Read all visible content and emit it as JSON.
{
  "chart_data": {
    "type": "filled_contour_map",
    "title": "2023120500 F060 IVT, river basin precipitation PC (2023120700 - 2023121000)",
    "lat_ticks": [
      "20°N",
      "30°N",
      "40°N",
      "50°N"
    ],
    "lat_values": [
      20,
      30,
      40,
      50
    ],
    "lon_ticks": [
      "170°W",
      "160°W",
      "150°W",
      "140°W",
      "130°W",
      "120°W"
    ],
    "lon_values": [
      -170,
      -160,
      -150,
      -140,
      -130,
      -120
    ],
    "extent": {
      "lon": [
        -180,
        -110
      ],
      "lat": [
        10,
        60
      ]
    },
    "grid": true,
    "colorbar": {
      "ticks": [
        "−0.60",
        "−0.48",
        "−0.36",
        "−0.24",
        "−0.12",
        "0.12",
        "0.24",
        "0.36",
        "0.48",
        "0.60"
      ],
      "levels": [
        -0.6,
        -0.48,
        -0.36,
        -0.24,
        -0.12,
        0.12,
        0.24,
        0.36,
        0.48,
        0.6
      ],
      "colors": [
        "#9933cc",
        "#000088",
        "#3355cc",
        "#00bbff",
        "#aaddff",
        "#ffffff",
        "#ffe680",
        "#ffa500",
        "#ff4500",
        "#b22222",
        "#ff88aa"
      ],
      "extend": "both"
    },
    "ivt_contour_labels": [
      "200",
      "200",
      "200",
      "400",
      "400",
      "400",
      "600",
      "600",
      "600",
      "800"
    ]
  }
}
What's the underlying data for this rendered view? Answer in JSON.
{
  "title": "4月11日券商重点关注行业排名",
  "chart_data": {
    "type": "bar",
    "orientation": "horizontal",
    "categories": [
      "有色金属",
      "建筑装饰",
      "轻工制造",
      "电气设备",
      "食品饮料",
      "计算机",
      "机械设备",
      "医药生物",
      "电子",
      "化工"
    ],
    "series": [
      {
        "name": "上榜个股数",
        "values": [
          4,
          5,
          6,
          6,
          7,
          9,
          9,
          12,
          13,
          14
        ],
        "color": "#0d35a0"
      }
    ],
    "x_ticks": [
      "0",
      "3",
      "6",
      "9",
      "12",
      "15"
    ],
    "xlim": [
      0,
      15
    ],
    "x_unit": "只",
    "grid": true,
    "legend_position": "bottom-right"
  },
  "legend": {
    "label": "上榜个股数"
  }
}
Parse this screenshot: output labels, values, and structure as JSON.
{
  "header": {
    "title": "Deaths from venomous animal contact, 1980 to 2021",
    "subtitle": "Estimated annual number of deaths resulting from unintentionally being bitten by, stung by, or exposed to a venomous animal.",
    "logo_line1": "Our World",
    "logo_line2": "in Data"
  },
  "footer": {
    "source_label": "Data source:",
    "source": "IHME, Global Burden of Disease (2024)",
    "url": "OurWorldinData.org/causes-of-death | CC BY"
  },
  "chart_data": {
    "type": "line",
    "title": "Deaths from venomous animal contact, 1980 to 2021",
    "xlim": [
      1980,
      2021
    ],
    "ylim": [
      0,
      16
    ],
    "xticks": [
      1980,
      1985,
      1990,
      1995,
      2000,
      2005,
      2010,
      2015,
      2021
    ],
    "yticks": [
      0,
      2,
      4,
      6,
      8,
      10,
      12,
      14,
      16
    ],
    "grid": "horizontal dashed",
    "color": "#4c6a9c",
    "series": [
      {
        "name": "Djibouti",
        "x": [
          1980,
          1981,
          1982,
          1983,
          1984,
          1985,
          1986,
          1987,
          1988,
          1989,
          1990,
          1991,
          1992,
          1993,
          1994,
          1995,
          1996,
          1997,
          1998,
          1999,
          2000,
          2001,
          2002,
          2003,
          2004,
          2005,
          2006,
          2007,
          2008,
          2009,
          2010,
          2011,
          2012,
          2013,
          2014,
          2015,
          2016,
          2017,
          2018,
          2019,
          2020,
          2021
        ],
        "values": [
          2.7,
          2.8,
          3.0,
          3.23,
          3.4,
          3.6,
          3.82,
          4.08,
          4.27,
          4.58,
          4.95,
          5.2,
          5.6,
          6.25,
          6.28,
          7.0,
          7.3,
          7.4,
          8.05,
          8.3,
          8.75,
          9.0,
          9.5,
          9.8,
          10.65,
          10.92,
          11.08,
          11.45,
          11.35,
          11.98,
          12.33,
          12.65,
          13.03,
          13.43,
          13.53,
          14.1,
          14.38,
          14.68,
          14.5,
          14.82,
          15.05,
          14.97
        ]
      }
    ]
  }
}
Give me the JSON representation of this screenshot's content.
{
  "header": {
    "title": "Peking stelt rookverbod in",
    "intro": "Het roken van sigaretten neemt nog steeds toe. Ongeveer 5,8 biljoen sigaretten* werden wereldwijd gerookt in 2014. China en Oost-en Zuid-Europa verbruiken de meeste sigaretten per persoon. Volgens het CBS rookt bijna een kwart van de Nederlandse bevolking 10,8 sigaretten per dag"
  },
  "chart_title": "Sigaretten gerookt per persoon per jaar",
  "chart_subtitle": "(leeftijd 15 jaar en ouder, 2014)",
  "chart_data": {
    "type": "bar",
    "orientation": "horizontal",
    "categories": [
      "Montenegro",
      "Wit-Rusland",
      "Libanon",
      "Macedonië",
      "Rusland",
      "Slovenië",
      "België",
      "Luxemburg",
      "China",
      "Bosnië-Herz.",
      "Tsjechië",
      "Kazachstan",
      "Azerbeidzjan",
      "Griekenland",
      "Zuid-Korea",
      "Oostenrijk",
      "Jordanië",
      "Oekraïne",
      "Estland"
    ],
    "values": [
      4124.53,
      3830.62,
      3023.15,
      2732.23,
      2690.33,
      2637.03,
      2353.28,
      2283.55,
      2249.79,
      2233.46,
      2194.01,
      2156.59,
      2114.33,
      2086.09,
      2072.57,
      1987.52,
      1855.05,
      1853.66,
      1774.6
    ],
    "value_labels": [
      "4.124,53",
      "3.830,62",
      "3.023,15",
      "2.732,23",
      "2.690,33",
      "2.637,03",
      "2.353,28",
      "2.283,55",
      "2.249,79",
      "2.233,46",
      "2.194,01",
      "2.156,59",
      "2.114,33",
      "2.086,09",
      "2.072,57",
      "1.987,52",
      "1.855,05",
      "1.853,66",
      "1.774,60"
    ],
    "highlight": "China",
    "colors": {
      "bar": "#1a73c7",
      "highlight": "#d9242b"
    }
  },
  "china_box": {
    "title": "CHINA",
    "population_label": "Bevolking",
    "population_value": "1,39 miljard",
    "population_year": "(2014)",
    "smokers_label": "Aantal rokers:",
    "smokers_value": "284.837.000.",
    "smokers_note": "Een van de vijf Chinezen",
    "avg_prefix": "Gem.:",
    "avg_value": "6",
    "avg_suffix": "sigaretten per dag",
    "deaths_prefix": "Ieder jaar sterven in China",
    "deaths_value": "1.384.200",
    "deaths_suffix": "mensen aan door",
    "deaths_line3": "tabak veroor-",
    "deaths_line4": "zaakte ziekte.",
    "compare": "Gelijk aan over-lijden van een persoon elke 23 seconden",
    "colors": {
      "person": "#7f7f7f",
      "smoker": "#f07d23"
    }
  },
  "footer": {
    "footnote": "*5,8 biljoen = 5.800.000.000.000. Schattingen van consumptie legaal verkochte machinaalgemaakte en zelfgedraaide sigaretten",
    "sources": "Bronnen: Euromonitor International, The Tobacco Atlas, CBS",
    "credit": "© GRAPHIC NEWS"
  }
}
* * * * * * * * *
▸ What you need to do
Nothing in the data may differ; print all of it exactly as written.

▸ Complete answer
Read all visible content and emit it as JSON.
{
  "chart_data": {
    "type": "filled_contour_map",
    "title": "2023120500 F060 IVT, river basin precipitation PC (2023120700 - 2023121000)",
    "lat_ticks": [
      "20°N",
      "30°N",
      "40°N",
      "50°N"
    ],
    "lat_values": [
      20,
      30,
      40,
      50
    ],
    "lon_ticks": [
      "170°W",
      "160°W",
      "150°W",
      "140°W",
      "130°W",
      "120°W"
    ],
    "lon_values": [
      -170,
      -160,
      -150,
      -140,
      -130,
      -120
    ],
    "extent": {
      "lon": [
        -180,
        -110
      ],
      "lat": [
        10,
        60
      ]
    },
    "grid": true,
    "colorbar": {
      "ticks": [
        "−0.60",
        "−0.48",
        "−0.36",
        "−0.24",
        "−0.12",
        "0.12",
        "0.24",
        "0.36",
        "0.48",
        "0.60"
      ],
      "levels": [
        -0.6,
        -0.48,
        -0.36,
        -0.24,
        -0.12,
        0.12,
        0.24,
        0.36,
        0.48,
        0.6
      ],
      "colors": [
        "#9933cc",
        "#000088",
        "#3355cc",
        "#00bbff",
        "#aaddff",
        "#ffffff",
        "#ffe680",
        "#ffa500",
        "#ff4500",
        "#b22222",
        "#ff88aa"
      ],
      "extend": "both"
    },
    "ivt_contour_labels": [
      "200",
      "200",
      "200",
      "400",
      "400",
      "400",
      "600",
      "600",
      "600",
      "800"
    ]
  }
}
What's the underlying data for this rendered view? Answer in JSON.
{
  "title": "4月11日券商重点关注行业排名",
  "chart_data": {
    "type": "bar",
    "orientation": "horizontal",
    "categories": [
      "有色金属",
      "建筑装饰",
      "轻工制造",
      "电气设备",
      "食品饮料",
      "计算机",
      "机械设备",
      "医药生物",
      "电子",
      "化工"
    ],
    "series": [
      {
        "name": "上榜个股数",
        "values": [
          4,
          5,
          6,
          6,
          7,
          9,
          9,
          12,
          13,
          14
        ],
        "color": "#0d35a0"
      }
    ],
    "x_ticks": [
      "0",
      "3",
      "6",
      "9",
      "12",
      "15"
    ],
    "xlim": [
      0,
      15
    ],
    "x_unit": "只",
    "grid": true,
    "legend_position": "bottom-right"
  },
  "legend": {
    "label": "上榜个股数"
  }
}
Parse this screenshot: output labels, values, and structure as JSON.
{
  "header": {
    "title": "Deaths from venomous animal contact, 1980 to 2021",
    "subtitle": "Estimated annual number of deaths resulting from unintentionally being bitten by, stung by, or exposed to a venomous animal.",
    "logo_line1": "Our World",
    "logo_line2": "in Data"
  },
  "footer": {
    "source_label": "Data source:",
    "source": "IHME, Global Burden of Disease (2024)",
    "url": "OurWorldinData.org/causes-of-death | CC BY"
  },
  "chart_data": {
    "type": "line",
    "title": "Deaths from venomous animal contact, 1980 to 2021",
    "xlim": [
      1980,
      2021
    ],
    "ylim": [
      0,
      16
    ],
    "xticks": [
      1980,
      1985,
      1990,
      1995,
      2000,
      2005,
      2010,
      2015,
      2021
    ],
    "yticks": [
      0,
      2,
      4,
      6,
      8,
      10,
      12,
      14,
      16
    ],
    "grid": "horizontal dashed",
    "color": "#4c6a9c",
    "series": [
      {
        "name": "Djibouti",
        "x": [
          1980,
          1981,
          1982,
          1983,
          1984,
          1985,
          1986,
          1987,
          1988,
          1989,
          1990,
          1991,
          1992,
          1993,
          1994,
          1995,
          1996,
          1997,
          1998,
          1999,
          2000,
          2001,
          2002,
          2003,
          2004,
          2005,
          2006,
          2007,
          2008,
          2009,
          2010,
          2011,
          2012,
          2013,
          2014,
          2015,
          2016,
          2017,
          2018,
          2019,
          2020,
          2021
        ],
        "values": [
          2.7,
          2.8,
          3.0,
          3.23,
          3.4,
          3.6,
          3.82,
          4.08,
          4.27,
          4.58,
          4.95,
          5.2,
          5.6,
          6.25,
          6.28,
          7.0,
          7.3,
          7.4,
          8.05,
          8.3,
          8.75,
          9.0,
          9.5,
          9.8,
          10.65,
          10.92,
          11.08,
          11.45,
          11.35,
          11.98,
          12.33,
          12.65,
          13.03,
          13.43,
          13.53,
          14.1,
          14.38,
          14.68,
          14.5,
          14.82,
          15.05,
          14.97
        ]
      }
    ]
  }
}
Give me the JSON representation of this screenshot's content.
{
  "header": {
    "title": "Peking stelt rookverbod in",
    "intro": "Het roken van sigaretten neemt nog steeds toe. Ongeveer 5,8 biljoen sigaretten* werden wereldwijd gerookt in 2014. China en Oost-en Zuid-Europa verbruiken de meeste sigaretten per persoon. Volgens het CBS rookt bijna een kwart van de Nederlandse bevolking 10,8 sigaretten per dag"
  },
  "chart_title": "Sigaretten gerookt per persoon per jaar",
  "chart_subtitle": "(leeftijd 15 jaar en ouder, 2014)",
  "chart_data": {
    "type": "bar",
    "orientation": "horizontal",
    "categories": [
      "Montenegro",
      "Wit-Rusland",
      "Libanon",
      "Macedonië",
      "Rusland",
      "Slovenië",
      "België",
      "Luxemburg",
      "China",
      "Bosnië-Herz.",
      "Tsjechië",
      "Kazachstan",
      "Azerbeidzjan",
      "Griekenland",
      "Zuid-Korea",
      "Oostenrijk",
      "Jordanië",
      "Oekraïne",
      "Estland"
    ],
    "values": [
      4124.53,
      3830.62,
      3023.15,
      2732.23,
      2690.33,
      2637.03,
      2353.28,
      2283.55,
      2249.79,
      2233.46,
      2194.01,
      2156.59,
      2114.33,
      2086.09,
      2072.57,
      1987.52,
      1855.05,
      1853.66,
      1774.6
    ],
    "value_labels": [
      "4.124,53",
      "3.830,62",
      "3.023,15",
      "2.732,23",
      "2.690,33",
      "2.637,03",
      "2.353,28",
      "2.283,55",
      "2.249,79",
      "2.233,46",
      "2.194,01",
      "2.156,59",
      "2.114,33",
      "2.086,09",
      "2.072,57",
      "1.987,52",
      "1.855,05",
      "1.853,66",
      "1.774,60"
    ],
    "highlight": "China",
    "colors": {
      "bar": "#1a73c7",
      "highlight": "#d9242b"
    }
  },
  "china_box": {
    "title": "CHINA",
    "population_label": "Bevolking",
    "population_value": "1,39 miljard",
    "population_year": "(2014)",
    "smokers_label": "Aantal rokers:",
    "smokers_value": "284.837.000.",
    "smokers_note": "Een van de vijf Chinezen",
    "avg_prefix": "Gem.:",
    "avg_value": "6",
    "avg_suffix": "sigaretten per dag",
    "deaths_prefix": "Ieder jaar sterven in China",
    "deaths_value": "1.384.200",
    "deaths_suffix": "mensen aan door",
    "deaths_line3": "tabak veroor-",
    "deaths_line4": "zaakte ziekte.",
    "compare": "Gelijk aan over-lijden van een persoon elke 23 seconden",
    "colors": {
      "person": "#7f7f7f",
      "smoker": "#f07d23"
    }
  },
  "footer": {
    "footnote": "*5,8 biljoen = 5.800.000.000.000. Schattingen van consumptie legaal verkochte machinaalgemaakte en zelfgedraaide sigaretten",
    "sources": "Bronnen: Euromonitor International, The Tobacco Atlas, CBS",
    "credit": "© GRAPHIC NEWS"
  }
}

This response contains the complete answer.